-------- Records for the exercise --------
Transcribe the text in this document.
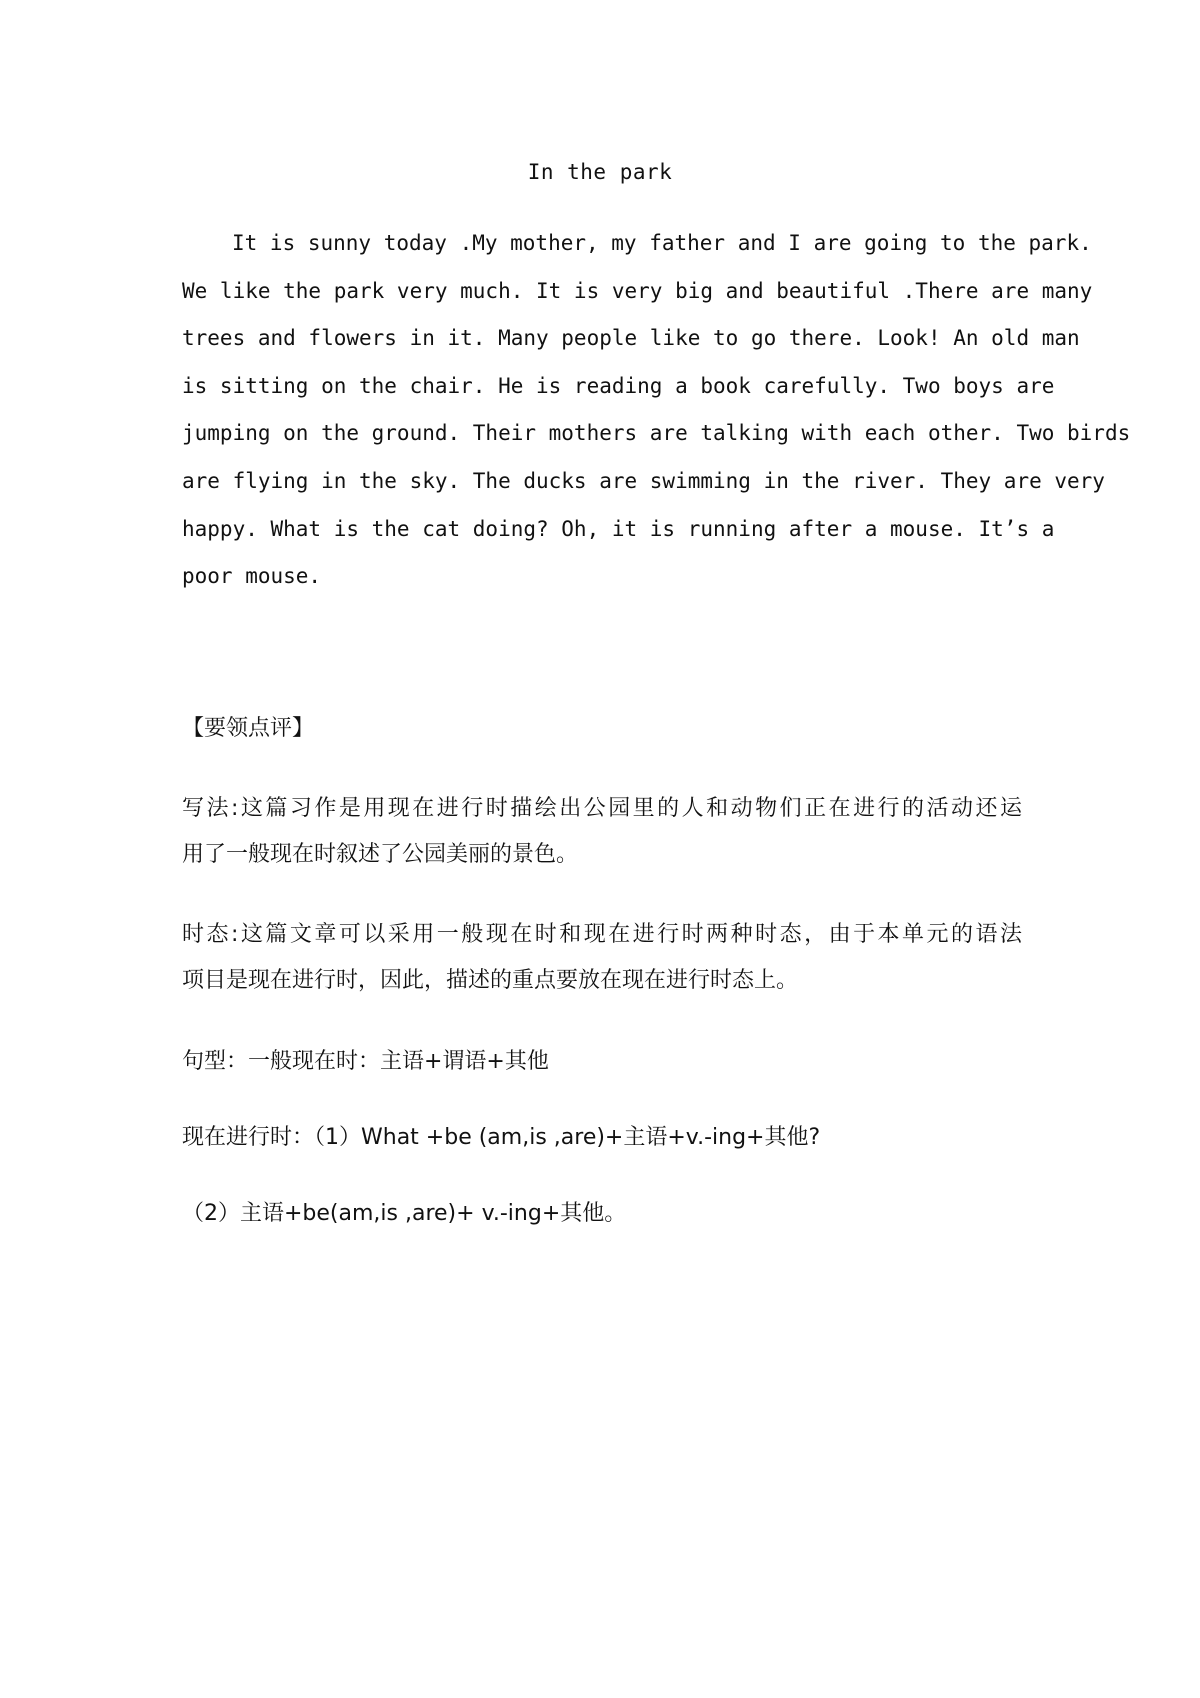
In the park
It is sunny today .My mother, my father and I are going to the park.
We like the park very much. It is very big and beautiful .There are many
trees and flowers in it. Many people like to go there. Look! An old man
is sitting on the chair. He is reading a book carefully. Two boys are
jumping on the ground. Their mothers are talking with each other. Two birds
are flying in the sky. The ducks are swimming in the river. They are very
happy. What is the cat doing? Oh, it is running after a mouse. It’s a
poor mouse.
【要领点评】
写法:这篇习作是用现在进行时描绘出公园里的人和动物们正在进行的活动还运
用了一般现在时叙述了公园美丽的景色。
时态:这篇文章可以采用一般现在时和现在进行时两种时态，由于本单元的语法
项目是现在进行时，因此，描述的重点要放在现在进行时态上。
句型：一般现在时：主语+谓语+其他
现在进行时：（1）What +be (am,is ,are)+主语+v.-ing+其他?
（2）主语+be(am,is ,are)+ v.-ing+其他。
--------
_What you need to do_
Copy out each record shown above without alteration, skipping any picture.

_Written answer_
Transcribe the text in this document.
In the park
It is sunny today .My mother, my father and I are going to the park.
We like the park very much. It is very big and beautiful .There are many
trees and flowers in it. Many people like to go there. Look! An old man
is sitting on the chair. He is reading a book carefully. Two boys are
jumping on the ground. Their mothers are talking with each other. Two birds
are flying in the sky. The ducks are swimming in the river. They are very
happy. What is the cat doing? Oh, it is running after a mouse. It’s a
poor mouse.
【要领点评】
写法:这篇习作是用现在进行时描绘出公园里的人和动物们正在进行的活动还运
用了一般现在时叙述了公园美丽的景色。
时态:这篇文章可以采用一般现在时和现在进行时两种时态，由于本单元的语法
项目是现在进行时，因此，描述的重点要放在现在进行时态上。
句型：一般现在时：主语+谓语+其他
现在进行时：（1）What +be (am,is ,are)+主语+v.-ing+其他?
（2）主语+be(am,is ,are)+ v.-ing+其他。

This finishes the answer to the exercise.